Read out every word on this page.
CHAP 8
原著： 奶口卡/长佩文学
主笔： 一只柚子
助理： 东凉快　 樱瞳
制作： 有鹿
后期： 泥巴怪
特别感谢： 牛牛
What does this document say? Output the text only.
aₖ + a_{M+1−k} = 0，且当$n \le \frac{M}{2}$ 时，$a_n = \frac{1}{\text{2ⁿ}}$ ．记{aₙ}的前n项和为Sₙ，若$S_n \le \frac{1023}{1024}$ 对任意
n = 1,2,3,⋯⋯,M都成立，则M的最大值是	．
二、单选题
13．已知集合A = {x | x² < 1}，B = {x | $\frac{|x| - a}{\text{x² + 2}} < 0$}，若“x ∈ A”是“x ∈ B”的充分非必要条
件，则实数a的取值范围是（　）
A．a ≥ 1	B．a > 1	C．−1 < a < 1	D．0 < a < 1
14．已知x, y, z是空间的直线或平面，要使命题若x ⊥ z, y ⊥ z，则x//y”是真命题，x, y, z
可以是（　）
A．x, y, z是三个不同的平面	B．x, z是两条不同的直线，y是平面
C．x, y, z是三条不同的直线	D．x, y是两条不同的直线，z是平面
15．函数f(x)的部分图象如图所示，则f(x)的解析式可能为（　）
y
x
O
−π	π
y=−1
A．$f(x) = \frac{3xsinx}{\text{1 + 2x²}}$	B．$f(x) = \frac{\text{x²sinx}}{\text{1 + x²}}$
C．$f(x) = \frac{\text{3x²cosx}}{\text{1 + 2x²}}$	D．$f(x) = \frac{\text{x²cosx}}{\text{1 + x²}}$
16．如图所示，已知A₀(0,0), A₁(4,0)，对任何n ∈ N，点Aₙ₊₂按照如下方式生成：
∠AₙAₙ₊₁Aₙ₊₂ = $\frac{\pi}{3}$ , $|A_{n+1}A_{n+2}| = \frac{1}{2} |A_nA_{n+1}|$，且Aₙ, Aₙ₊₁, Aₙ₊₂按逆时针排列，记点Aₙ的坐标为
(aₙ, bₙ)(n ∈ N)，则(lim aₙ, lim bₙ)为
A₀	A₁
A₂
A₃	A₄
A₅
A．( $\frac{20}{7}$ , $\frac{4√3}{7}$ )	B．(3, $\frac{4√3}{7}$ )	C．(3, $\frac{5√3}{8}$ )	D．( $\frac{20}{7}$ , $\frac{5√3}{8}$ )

§ **WRITTEN INSTRUCTION**
Select all lines with the word "text" from the entries above.

§ **OUTPUT OF THE TASK**
What does this document say? Output the text only.
aₖ + a_{M+1−k} = 0，且当$n \le \frac{M}{2}$ 时，$a_n = \frac{1}{\text{2ⁿ}}$ ．记{aₙ}的前n项和为Sₙ，若$S_n \le \frac{1023}{1024}$ 对任意
13．已知集合A = {x | x² < 1}，B = {x | $\frac{|x| - a}{\text{x² + 2}} < 0$}，若“x ∈ A”是“x ∈ B”的充分非必要条
A．$f(x) = \frac{3xsinx}{\text{1 + 2x²}}$	B．$f(x) = \frac{\text{x²sinx}}{\text{1 + x²}}$
C．$f(x) = \frac{\text{3x²cosx}}{\text{1 + 2x²}}$	D．$f(x) = \frac{\text{x²cosx}}{\text{1 + x²}}$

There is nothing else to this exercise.